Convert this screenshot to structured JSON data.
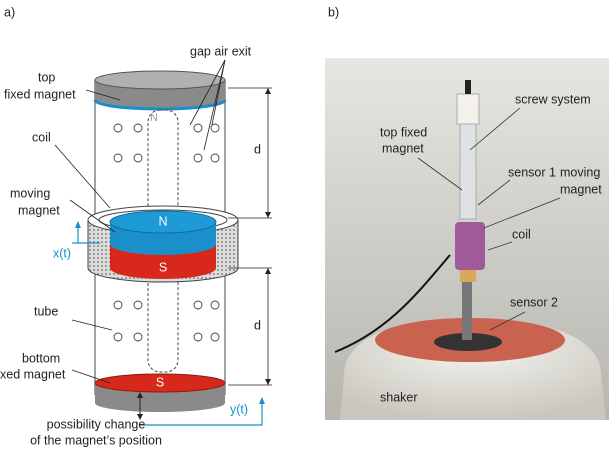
{
  "panel_a": {
    "label": "a)",
    "gap_air_exit": "gap air exit",
    "top_magnet": [
      "top",
      "fixed magnet"
    ],
    "coil": "coil",
    "moving_magnet": [
      "moving",
      "magnet"
    ],
    "rod_pole": "N",
    "moving_north": "N",
    "moving_south": "S",
    "x_signal": "x(t)",
    "distance_upper": "d",
    "distance_lower": "d",
    "tube": "tube",
    "bottom_magnet": [
      "bottom",
      "xed magnet"
    ],
    "bottom_south": "S",
    "y_signal": "y(t)",
    "note": [
      "possibility change",
      "of the magnet’s position"
    ]
  },
  "panel_b": {
    "label": "b)",
    "screw_system": "screw system",
    "top_magnet": [
      "top fixed",
      "magnet"
    ],
    "sensor_1": "sensor 1",
    "moving_magnet": [
      "moving",
      "magnet"
    ],
    "coil": "coil",
    "sensor_2": "sensor 2",
    "shaker": "shaker"
  }
}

What you will do: Copy every line above word for word and exclude the pictures.

Expected answer:
Convert this screenshot to structured JSON data.
{
  "panel_a": {
    "label": "a)",
    "gap_air_exit": "gap air exit",
    "top_magnet": [
      "top",
      "fixed magnet"
    ],
    "coil": "coil",
    "moving_magnet": [
      "moving",
      "magnet"
    ],
    "rod_pole": "N",
    "moving_north": "N",
    "moving_south": "S",
    "x_signal": "x(t)",
    "distance_upper": "d",
    "distance_lower": "d",
    "tube": "tube",
    "bottom_magnet": [
      "bottom",
      "xed magnet"
    ],
    "bottom_south": "S",
    "y_signal": "y(t)",
    "note": [
      "possibility change",
      "of the magnet’s position"
    ]
  },
  "panel_b": {
    "label": "b)",
    "screw_system": "screw system",
    "top_magnet": [
      "top fixed",
      "magnet"
    ],
    "sensor_1": "sensor 1",
    "moving_magnet": [
      "moving",
      "magnet"
    ],
    "coil": "coil",
    "sensor_2": "sensor 2",
    "shaker": "shaker"
  }
}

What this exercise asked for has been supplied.